───── Given text
The 4-channel Bluetooth remote-controlled relay module that @Goldhelmeth has selected for this project uses four electro-mechanical relays, each independently actuated (energized) by means of a specific remote channel of a Bluetooth data communications radio-frequency link to either a four-button key-fob or another device (such as a cell phone) "paired" to the Bluetooth module. The details of how this works are complicated, but the knowledge required to use the module does not require knowing all about Bluetooth. All that is required is a cell phone with Bluetooth capability and an app (application program) that provides the user with a human-machine-interface (HMI) to the relay module.

Each relay on the module has one set of Form C contacts, the most common contact implementation. Form C contacts have a common contact that the electro-mechanical relay can physically move with an electromagnetic coil to close a conductive path between the common contact and one of the other two contacts. When the relay is not actuated (energized), the moving contact rests on the normally closed or NC contact. When the relay is actuated (energized), the moving contact moves to rest on the normally open or NO contact.

A circuit can be completed with either the moving contact and the normally-open contact (typical usage) or with the moving contact and the normally-closed contact. It is possible to connect both the NO and the NC contacts to separate circuits, but both cannot be closed simultaneously by the common moving contact, except in the special case of a relay constructed with "make before break" contacts, which is not the case here. I mention it only for completeness, and perhaps to forestall any comment by overly pedantic readers who might comment that I forgot about make before break relay contacts.

Relays have a long history with the switched telephone networks, sometimes affectionately called POTS (Plain Old Telephone System). Telephone relays typically have long, slender, electromagnetic coils that attract a moving armature when the coil is energized. The armature then simultaneously moves many thin, flat, conductive metal springs mounted adjacent to the coil with contacts attached to their ends, and sometimes with contacts attached at other places along the flat spring. It is the unique mechanical construction of this stack of flat springs and their contacts that allows some really strange contact behavior when the relay is energized and de-energized. We will not further discuss this here because such relays are obsolete and not used anywhere except in developing countries that cannot afford a POTS network with solid-state relays... and also maybe used by few die-hard electronics enthusiasts who just happen to like them and who, with the aid of steering diodes, managed to design and build complicated logic machines using diode-relay logic late in the previous century, before changing over to TTL, CMOS, and microprocessor designs.
──────────
───── Material
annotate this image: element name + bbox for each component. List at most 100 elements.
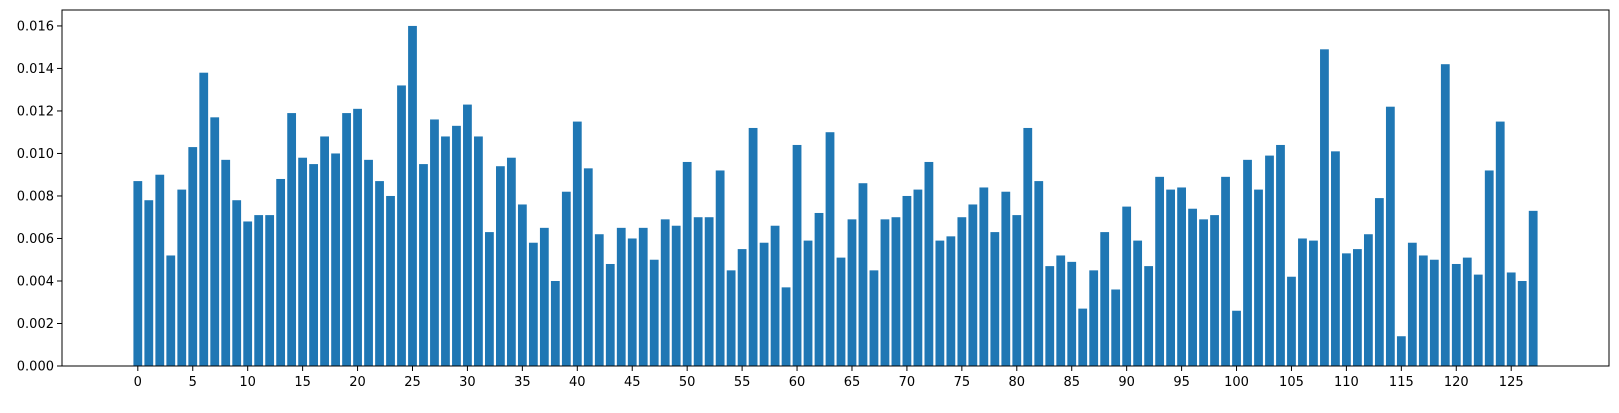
──────────
* _Things to do_:
[A] In the relay module text, which contact does the moving contact rest on when the relay is not energized?
[B] Continue the text about the Bluetooth relay module and its relays from its last sentence.

* _Responses_:
[A] The normally closed (NC) contact.

[B]
So, your actuator will use one or more of the relays on your Bluetooth remote-operated relay module to connect to the battery that will supply power to the actuator. You could directly connect the two wires on the actuator to the two terminals of the battery and the actuator motor would run, but where is the fun in that? The actuator would extend (or retract) until it reached a mechanical limit, whereupon it would stop and the motor would stall, drawing its "locked rotor" current, which is generally much higher than the current required to move the actuator rod under its maximum-rated load. Some actuator circuits can sense the increase in current when their motor stalls and use this information to perform some corrective action, such as reversing the motor direction or shutting off current to the motor until its direction is reversed. Your actuator has a DC motor, likely a permanent magnet DC motor with brushes to carry current to its rotating armature. The motor is reversed by reversing the polarity of the voltage applied to the two motor leads by the battery. I don't see that you have purchased or specified any components that would allow you to sense actuator motor current or actuator limit positions, so you will just have to accept whatever consequences occur when the actuator reaches an extension or retraction mechanical limit stop.

There is a simple switching (relay) circuit that you can interpose between the battery power source and the motor leads to effect a polarity reversal when the relay changes state, from energized to de-energized or vice versa. Unfortunately this switching circuit requires two sets of Form C contacts that operate in unison on a single relay. I suspect your Bluetooth module cannot guarantee this will happen when two sets of Form C contacts on two separate relays are used. There will be a slight delay upon energizing or de-energizing the two relays, and one set of relay contacts will open or close before the other set. This could lead to a short-circuit of your battery and that is never a good idea.

So, the simple circuit probably won't work for you. However, since you have four independent Form C contacts available on four relays, it is a relatively trivial matter to connect the contacts in such a manner that energizing two relays in sequence will power the actuator in one direction, while de-energizing those two relays and energizing the other two relays in sequence will power the actuator in the opposite direction. Of course, all four relays are never actuated simultaneously. And when all four relays are de-actuated, power is completely removed from the motor and it stops.

Perhaps @Goldhelmeth can draw and post a schematic of how this will work...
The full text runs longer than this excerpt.